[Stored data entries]
____

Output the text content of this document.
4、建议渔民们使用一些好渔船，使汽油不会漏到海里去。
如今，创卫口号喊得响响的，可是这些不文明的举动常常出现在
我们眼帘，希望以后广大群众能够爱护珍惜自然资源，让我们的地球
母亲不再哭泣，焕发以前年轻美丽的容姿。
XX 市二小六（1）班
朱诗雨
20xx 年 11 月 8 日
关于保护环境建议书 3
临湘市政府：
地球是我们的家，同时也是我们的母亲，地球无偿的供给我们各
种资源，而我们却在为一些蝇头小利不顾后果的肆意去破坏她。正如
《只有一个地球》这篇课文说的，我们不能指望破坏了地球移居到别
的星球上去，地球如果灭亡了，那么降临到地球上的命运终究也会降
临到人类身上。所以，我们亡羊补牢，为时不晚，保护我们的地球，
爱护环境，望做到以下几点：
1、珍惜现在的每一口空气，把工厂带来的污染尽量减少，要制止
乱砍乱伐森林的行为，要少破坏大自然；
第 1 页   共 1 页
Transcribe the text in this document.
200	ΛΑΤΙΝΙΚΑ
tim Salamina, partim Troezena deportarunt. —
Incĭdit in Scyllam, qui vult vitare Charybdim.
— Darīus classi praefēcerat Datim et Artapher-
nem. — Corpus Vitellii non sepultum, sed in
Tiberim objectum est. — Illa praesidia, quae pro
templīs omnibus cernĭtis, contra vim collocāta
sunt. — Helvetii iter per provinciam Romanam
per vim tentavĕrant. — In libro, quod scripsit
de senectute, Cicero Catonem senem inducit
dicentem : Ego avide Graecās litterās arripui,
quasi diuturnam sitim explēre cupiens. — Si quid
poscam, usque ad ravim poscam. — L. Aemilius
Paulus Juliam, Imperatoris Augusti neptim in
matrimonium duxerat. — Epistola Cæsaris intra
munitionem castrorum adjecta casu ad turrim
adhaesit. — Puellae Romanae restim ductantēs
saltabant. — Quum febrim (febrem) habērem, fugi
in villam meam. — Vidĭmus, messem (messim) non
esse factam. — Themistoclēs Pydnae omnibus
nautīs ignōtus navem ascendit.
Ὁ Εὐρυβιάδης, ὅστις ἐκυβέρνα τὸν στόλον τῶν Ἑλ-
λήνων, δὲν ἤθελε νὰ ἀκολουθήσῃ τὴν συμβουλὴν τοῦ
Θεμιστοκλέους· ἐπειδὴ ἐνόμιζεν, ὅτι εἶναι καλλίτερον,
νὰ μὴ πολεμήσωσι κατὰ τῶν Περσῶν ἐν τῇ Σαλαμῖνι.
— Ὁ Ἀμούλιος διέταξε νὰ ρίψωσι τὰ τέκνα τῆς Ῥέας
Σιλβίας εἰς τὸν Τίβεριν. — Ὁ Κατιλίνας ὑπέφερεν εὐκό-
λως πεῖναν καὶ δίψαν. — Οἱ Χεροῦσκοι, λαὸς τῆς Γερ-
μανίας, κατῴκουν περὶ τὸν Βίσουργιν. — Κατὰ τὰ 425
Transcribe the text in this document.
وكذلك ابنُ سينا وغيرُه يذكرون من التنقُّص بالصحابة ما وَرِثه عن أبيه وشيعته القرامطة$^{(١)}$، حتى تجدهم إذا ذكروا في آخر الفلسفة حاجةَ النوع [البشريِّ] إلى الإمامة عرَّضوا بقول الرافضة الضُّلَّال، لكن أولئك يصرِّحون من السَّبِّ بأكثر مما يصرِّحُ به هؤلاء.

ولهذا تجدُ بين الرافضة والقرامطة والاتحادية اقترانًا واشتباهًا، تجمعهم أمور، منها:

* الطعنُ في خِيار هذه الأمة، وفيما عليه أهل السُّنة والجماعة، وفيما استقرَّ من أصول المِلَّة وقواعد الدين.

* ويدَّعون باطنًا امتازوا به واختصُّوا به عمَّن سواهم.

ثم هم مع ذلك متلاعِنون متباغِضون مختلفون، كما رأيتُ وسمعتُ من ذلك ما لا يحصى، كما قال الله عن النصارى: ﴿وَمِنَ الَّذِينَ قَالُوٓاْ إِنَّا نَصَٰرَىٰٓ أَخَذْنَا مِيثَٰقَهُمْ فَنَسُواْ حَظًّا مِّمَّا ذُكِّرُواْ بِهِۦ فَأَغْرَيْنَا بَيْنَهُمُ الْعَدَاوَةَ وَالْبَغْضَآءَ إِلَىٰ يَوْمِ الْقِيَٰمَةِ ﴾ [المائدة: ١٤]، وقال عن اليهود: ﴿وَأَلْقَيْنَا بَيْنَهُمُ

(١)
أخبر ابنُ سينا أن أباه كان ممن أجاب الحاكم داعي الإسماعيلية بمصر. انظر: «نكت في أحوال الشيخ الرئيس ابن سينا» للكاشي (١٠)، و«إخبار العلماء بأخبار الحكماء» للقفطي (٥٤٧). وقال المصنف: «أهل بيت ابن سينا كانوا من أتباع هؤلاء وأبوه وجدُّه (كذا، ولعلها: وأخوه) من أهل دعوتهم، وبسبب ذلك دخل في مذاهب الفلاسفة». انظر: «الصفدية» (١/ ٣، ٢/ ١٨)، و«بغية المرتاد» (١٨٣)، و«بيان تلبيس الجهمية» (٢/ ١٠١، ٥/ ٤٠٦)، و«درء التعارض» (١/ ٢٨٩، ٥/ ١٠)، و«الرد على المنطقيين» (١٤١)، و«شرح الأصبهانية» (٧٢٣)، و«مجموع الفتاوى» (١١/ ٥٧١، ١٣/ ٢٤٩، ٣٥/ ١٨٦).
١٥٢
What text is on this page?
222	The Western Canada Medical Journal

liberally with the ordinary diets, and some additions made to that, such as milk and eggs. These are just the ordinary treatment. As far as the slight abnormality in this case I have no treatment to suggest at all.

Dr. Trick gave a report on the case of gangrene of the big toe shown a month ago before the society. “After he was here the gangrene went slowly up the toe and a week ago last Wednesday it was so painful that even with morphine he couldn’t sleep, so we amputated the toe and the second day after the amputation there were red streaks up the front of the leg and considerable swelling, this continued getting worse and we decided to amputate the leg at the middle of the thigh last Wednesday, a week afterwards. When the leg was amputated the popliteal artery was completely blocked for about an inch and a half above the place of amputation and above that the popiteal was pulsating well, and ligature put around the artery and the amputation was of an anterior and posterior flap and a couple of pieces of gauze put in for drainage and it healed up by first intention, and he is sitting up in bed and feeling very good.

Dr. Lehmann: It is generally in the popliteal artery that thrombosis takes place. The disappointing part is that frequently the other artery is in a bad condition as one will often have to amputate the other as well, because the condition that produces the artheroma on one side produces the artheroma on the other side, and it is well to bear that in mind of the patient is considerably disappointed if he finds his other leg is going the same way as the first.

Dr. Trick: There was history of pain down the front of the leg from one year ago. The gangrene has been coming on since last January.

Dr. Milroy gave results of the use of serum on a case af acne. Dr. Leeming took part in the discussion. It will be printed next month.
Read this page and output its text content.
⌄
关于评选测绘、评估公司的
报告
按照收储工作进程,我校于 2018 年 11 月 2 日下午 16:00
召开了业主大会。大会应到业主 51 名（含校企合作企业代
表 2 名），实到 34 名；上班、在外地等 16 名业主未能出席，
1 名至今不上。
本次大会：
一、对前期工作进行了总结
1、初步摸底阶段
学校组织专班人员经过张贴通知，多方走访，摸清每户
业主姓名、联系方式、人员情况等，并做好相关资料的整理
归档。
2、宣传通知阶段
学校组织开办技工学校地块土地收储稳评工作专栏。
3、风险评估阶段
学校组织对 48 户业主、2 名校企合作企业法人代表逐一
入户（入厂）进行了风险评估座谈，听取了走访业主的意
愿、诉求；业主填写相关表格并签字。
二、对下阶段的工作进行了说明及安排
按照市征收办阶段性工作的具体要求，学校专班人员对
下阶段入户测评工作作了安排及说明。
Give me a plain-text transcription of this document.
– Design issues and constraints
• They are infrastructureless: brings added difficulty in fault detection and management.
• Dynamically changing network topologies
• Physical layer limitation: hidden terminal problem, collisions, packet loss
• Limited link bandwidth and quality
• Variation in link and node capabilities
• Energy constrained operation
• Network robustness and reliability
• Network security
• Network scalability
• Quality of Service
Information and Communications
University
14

____

### WHAT NEEDS TO BE DONE:
Filter lines by "الرافضة" and return each hit.

### EXPECTED OUTPUT:
وكذلك ابنُ سينا وغيرُه يذكرون من التنقُّص بالصحابة ما وَرِثه عن أبيه وشيعته القرامطة$^{(١)}$، حتى تجدهم إذا ذكروا في آخر الفلسفة حاجةَ النوع [البشريِّ] إلى الإمامة عرَّضوا بقول الرافضة الضُّلَّال، لكن أولئك يصرِّحون من السَّبِّ بأكثر مما يصرِّحُ به هؤلاء.
ولهذا تجدُ بين الرافضة والقرامطة والاتحادية اقترانًا واشتباهًا، تجمعهم أمور، منها:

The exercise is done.